Set down the full listing exactly, character for character.

(Stored data entries)
== == ==

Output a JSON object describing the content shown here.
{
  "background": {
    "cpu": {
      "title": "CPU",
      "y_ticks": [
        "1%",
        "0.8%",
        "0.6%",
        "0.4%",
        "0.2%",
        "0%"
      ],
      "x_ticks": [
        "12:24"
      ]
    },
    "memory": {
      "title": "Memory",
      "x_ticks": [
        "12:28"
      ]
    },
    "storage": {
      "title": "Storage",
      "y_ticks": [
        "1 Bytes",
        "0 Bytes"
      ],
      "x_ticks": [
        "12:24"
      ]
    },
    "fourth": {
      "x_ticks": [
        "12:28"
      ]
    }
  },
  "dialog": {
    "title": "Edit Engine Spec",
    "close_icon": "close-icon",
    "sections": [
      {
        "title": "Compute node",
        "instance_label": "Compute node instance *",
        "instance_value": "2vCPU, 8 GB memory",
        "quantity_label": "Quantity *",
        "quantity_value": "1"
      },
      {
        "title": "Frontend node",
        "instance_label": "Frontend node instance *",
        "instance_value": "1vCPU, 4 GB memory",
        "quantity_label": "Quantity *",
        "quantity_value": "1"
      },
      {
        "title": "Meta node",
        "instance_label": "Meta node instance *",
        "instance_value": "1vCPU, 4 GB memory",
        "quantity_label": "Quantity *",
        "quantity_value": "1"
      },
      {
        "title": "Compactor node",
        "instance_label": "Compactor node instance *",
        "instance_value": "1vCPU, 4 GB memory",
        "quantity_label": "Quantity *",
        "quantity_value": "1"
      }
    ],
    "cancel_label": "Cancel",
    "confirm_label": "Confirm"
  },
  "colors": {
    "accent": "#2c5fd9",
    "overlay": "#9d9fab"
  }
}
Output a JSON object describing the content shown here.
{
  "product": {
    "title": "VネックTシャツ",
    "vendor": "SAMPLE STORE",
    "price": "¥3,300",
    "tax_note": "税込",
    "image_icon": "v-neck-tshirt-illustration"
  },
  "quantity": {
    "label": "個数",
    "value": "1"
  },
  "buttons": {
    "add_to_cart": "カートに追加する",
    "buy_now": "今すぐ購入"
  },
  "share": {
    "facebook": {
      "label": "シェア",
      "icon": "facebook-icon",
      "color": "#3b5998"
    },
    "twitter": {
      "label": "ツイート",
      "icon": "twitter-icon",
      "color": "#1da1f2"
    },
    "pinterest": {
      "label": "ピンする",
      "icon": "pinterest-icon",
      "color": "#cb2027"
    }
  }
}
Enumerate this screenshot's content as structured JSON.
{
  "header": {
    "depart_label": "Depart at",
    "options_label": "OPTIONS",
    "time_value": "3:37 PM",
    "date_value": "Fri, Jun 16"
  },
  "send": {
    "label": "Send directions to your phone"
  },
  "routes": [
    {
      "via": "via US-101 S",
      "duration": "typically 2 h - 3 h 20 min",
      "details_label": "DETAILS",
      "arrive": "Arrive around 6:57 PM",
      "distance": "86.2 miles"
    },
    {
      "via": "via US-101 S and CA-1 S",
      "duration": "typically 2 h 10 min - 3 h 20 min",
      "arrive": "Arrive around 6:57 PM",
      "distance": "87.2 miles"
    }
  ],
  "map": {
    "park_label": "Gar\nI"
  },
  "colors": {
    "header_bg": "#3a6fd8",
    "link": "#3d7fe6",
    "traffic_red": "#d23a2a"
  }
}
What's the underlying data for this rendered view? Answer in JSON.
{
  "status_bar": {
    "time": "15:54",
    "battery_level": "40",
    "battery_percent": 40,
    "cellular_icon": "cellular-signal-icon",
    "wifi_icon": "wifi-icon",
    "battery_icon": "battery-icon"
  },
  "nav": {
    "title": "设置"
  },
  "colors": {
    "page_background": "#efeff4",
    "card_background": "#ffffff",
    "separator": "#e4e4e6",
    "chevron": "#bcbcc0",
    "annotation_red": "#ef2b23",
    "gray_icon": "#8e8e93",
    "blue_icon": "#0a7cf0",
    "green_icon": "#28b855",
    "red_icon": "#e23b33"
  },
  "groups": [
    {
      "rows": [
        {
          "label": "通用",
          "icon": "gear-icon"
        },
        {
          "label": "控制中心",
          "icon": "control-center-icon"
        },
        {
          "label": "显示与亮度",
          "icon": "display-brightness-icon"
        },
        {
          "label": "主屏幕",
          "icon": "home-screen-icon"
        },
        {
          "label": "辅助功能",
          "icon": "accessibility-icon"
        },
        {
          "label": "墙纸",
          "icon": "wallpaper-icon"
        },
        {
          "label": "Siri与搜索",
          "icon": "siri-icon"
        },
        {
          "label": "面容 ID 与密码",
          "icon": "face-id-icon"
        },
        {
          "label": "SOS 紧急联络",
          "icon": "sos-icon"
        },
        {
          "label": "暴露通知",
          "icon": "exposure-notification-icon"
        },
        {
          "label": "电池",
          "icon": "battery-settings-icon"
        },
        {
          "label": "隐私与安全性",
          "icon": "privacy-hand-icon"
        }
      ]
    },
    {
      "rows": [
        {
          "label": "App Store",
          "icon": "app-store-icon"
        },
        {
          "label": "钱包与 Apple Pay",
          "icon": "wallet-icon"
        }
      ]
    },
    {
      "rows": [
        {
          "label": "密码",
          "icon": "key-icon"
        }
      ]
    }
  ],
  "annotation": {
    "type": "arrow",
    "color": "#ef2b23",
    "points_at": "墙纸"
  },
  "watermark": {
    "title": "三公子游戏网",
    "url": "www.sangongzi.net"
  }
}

== == ==

• **Response**:
Output a JSON object describing the content shown here.
{
  "background": {
    "cpu": {
      "title": "CPU",
      "y_ticks": [
        "1%",
        "0.8%",
        "0.6%",
        "0.4%",
        "0.2%",
        "0%"
      ],
      "x_ticks": [
        "12:24"
      ]
    },
    "memory": {
      "title": "Memory",
      "x_ticks": [
        "12:28"
      ]
    },
    "storage": {
      "title": "Storage",
      "y_ticks": [
        "1 Bytes",
        "0 Bytes"
      ],
      "x_ticks": [
        "12:24"
      ]
    },
    "fourth": {
      "x_ticks": [
        "12:28"
      ]
    }
  },
  "dialog": {
    "title": "Edit Engine Spec",
    "close_icon": "close-icon",
    "sections": [
      {
        "title": "Compute node",
        "instance_label": "Compute node instance *",
        "instance_value": "2vCPU, 8 GB memory",
        "quantity_label": "Quantity *",
        "quantity_value": "1"
      },
      {
        "title": "Frontend node",
        "instance_label": "Frontend node instance *",
        "instance_value": "1vCPU, 4 GB memory",
        "quantity_label": "Quantity *",
        "quantity_value": "1"
      },
      {
        "title": "Meta node",
        "instance_label": "Meta node instance *",
        "instance_value": "1vCPU, 4 GB memory",
        "quantity_label": "Quantity *",
        "quantity_value": "1"
      },
      {
        "title": "Compactor node",
        "instance_label": "Compactor node instance *",
        "instance_value": "1vCPU, 4 GB memory",
        "quantity_label": "Quantity *",
        "quantity_value": "1"
      }
    ],
    "cancel_label": "Cancel",
    "confirm_label": "Confirm"
  },
  "colors": {
    "accent": "#2c5fd9",
    "overlay": "#9d9fab"
  }
}
Output a JSON object describing the content shown here.
{
  "product": {
    "title": "VネックTシャツ",
    "vendor": "SAMPLE STORE",
    "price": "¥3,300",
    "tax_note": "税込",
    "image_icon": "v-neck-tshirt-illustration"
  },
  "quantity": {
    "label": "個数",
    "value": "1"
  },
  "buttons": {
    "add_to_cart": "カートに追加する",
    "buy_now": "今すぐ購入"
  },
  "share": {
    "facebook": {
      "label": "シェア",
      "icon": "facebook-icon",
      "color": "#3b5998"
    },
    "twitter": {
      "label": "ツイート",
      "icon": "twitter-icon",
      "color": "#1da1f2"
    },
    "pinterest": {
      "label": "ピンする",
      "icon": "pinterest-icon",
      "color": "#cb2027"
    }
  }
}
Enumerate this screenshot's content as structured JSON.
{
  "header": {
    "depart_label": "Depart at",
    "options_label": "OPTIONS",
    "time_value": "3:37 PM",
    "date_value": "Fri, Jun 16"
  },
  "send": {
    "label": "Send directions to your phone"
  },
  "routes": [
    {
      "via": "via US-101 S",
      "duration": "typically 2 h - 3 h 20 min",
      "details_label": "DETAILS",
      "arrive": "Arrive around 6:57 PM",
      "distance": "86.2 miles"
    },
    {
      "via": "via US-101 S and CA-1 S",
      "duration": "typically 2 h 10 min - 3 h 20 min",
      "arrive": "Arrive around 6:57 PM",
      "distance": "87.2 miles"
    }
  ],
  "map": {
    "park_label": "Gar\nI"
  },
  "colors": {
    "header_bg": "#3a6fd8",
    "link": "#3d7fe6",
    "traffic_red": "#d23a2a"
  }
}
What's the underlying data for this rendered view? Answer in JSON.
{
  "status_bar": {
    "time": "15:54",
    "battery_level": "40",
    "battery_percent": 40,
    "cellular_icon": "cellular-signal-icon",
    "wifi_icon": "wifi-icon",
    "battery_icon": "battery-icon"
  },
  "nav": {
    "title": "设置"
  },
  "colors": {
    "page_background": "#efeff4",
    "card_background": "#ffffff",
    "separator": "#e4e4e6",
    "chevron": "#bcbcc0",
    "annotation_red": "#ef2b23",
    "gray_icon": "#8e8e93",
    "blue_icon": "#0a7cf0",
    "green_icon": "#28b855",
    "red_icon": "#e23b33"
  },
  "groups": [
    {
      "rows": [
        {
          "label": "通用",
          "icon": "gear-icon"
        },
        {
          "label": "控制中心",
          "icon": "control-center-icon"
        },
        {
          "label": "显示与亮度",
          "icon": "display-brightness-icon"
        },
        {
          "label": "主屏幕",
          "icon": "home-screen-icon"
        },
        {
          "label": "辅助功能",
          "icon": "accessibility-icon"
        },
        {
          "label": "墙纸",
          "icon": "wallpaper-icon"
        },
        {
          "label": "Siri与搜索",
          "icon": "siri-icon"
        },
        {
          "label": "面容 ID 与密码",
          "icon": "face-id-icon"
        },
        {
          "label": "SOS 紧急联络",
          "icon": "sos-icon"
        },
        {
          "label": "暴露通知",
          "icon": "exposure-notification-icon"
        },
        {
          "label": "电池",
          "icon": "battery-settings-icon"
        },
        {
          "label": "隐私与安全性",
          "icon": "privacy-hand-icon"
        }
      ]
    },
    {
      "rows": [
        {
          "label": "App Store",
          "icon": "app-store-icon"
        },
        {
          "label": "钱包与 Apple Pay",
          "icon": "wallet-icon"
        }
      ]
    },
    {
      "rows": [
        {
          "label": "密码",
          "icon": "key-icon"
        }
      ]
    }
  ],
  "annotation": {
    "type": "arrow",
    "color": "#ef2b23",
    "points_at": "墙纸"
  },
  "watermark": {
    "title": "三公子游戏网",
    "url": "www.sangongzi.net"
  }
}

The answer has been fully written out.